## What is required
Count every line where "子指标依据" shows up, and give that number only.
— start —
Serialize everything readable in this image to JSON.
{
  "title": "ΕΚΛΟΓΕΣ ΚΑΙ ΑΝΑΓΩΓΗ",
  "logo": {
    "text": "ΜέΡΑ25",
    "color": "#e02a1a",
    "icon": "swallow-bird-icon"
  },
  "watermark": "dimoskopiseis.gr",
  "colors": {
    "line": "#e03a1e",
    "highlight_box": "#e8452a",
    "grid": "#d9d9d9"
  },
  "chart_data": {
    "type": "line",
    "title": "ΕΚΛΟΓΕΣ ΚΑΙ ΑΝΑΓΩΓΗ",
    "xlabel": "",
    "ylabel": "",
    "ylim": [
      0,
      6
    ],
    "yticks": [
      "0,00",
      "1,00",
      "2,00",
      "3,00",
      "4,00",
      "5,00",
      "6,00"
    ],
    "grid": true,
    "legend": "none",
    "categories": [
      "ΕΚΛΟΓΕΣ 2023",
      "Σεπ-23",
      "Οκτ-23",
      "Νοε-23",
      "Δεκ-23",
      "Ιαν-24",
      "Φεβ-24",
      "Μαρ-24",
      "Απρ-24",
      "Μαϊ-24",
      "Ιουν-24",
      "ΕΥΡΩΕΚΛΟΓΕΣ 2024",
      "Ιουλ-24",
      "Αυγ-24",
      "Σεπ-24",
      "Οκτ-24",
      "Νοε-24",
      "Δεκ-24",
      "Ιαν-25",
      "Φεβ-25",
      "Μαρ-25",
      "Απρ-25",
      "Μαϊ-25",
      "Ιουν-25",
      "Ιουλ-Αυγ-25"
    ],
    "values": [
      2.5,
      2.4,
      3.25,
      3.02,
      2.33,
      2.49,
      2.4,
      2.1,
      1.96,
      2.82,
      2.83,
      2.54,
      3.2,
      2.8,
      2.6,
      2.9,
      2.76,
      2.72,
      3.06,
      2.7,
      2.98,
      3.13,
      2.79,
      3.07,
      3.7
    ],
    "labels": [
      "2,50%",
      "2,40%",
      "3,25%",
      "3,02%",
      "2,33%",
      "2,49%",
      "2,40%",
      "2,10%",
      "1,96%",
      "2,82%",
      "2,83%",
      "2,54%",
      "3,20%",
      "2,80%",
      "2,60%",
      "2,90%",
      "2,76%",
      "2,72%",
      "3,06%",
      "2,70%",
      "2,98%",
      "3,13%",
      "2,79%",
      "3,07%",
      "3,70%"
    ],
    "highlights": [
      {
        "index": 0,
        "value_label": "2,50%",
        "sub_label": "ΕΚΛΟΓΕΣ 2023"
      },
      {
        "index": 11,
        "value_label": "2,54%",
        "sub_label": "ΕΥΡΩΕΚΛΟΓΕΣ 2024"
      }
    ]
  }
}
— end —
— start —
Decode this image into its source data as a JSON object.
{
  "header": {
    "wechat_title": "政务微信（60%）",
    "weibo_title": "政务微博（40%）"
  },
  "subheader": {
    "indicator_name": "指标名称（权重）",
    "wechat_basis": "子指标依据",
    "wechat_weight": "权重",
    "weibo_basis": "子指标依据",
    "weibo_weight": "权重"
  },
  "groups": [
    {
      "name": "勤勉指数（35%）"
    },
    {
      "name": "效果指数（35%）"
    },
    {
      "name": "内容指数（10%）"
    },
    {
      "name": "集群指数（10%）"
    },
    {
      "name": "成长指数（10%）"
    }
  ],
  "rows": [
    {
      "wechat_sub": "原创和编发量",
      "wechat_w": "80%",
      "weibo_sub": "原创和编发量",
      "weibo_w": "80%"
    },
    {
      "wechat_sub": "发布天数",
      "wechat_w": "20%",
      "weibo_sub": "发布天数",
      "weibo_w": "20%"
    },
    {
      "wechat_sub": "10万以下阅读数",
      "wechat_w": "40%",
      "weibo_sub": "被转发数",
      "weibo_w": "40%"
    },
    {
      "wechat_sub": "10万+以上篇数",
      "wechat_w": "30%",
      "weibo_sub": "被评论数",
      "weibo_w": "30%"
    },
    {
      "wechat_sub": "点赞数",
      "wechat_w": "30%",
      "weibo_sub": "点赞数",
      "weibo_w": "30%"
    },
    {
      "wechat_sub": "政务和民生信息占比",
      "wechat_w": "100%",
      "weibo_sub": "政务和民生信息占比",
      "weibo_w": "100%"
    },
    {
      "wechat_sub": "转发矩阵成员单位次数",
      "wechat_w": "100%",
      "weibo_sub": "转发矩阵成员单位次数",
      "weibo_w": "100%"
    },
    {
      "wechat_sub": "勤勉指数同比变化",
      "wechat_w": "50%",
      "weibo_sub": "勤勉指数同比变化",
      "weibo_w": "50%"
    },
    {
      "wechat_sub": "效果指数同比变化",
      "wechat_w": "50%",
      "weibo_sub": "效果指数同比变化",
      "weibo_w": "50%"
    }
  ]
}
— end —
— start —
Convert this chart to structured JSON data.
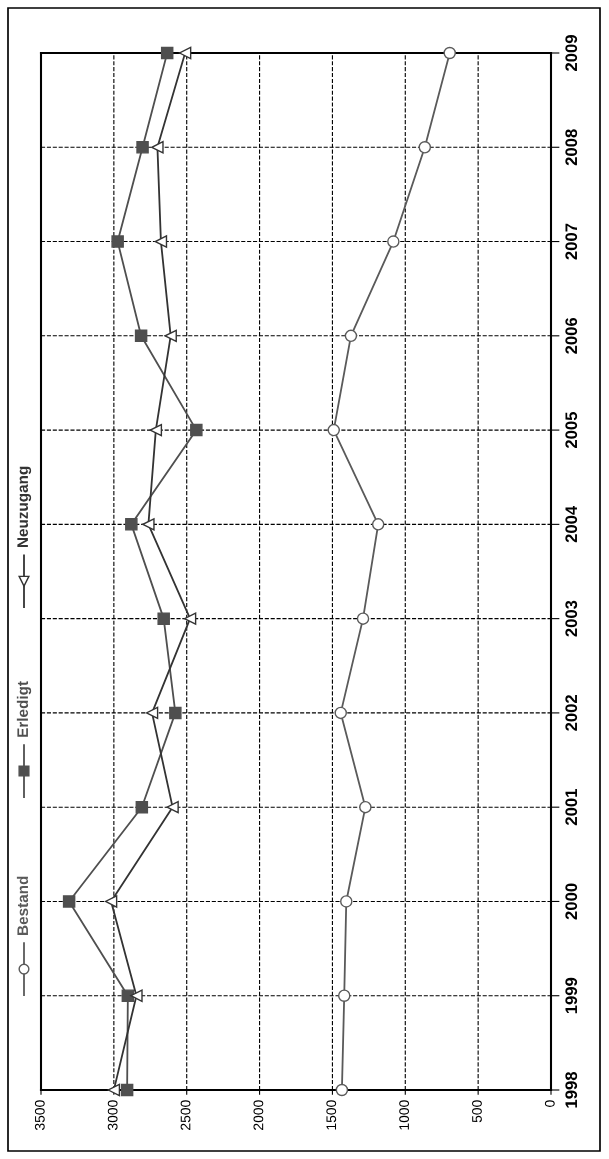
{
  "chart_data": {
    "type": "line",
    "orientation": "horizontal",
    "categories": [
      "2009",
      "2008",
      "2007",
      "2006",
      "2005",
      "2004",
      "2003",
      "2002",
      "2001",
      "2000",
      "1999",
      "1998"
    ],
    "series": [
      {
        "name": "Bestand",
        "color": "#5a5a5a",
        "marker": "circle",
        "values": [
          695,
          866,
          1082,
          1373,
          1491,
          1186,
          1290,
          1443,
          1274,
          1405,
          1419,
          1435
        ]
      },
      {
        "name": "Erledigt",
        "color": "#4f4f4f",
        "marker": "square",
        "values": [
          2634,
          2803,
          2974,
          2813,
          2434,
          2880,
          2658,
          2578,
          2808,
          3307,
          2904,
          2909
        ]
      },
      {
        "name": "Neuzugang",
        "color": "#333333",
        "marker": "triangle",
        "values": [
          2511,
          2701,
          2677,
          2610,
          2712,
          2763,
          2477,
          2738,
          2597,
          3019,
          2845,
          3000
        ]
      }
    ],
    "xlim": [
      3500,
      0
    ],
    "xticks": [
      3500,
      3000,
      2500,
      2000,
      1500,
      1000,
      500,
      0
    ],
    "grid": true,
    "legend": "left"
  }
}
— end —
## Correct answer
2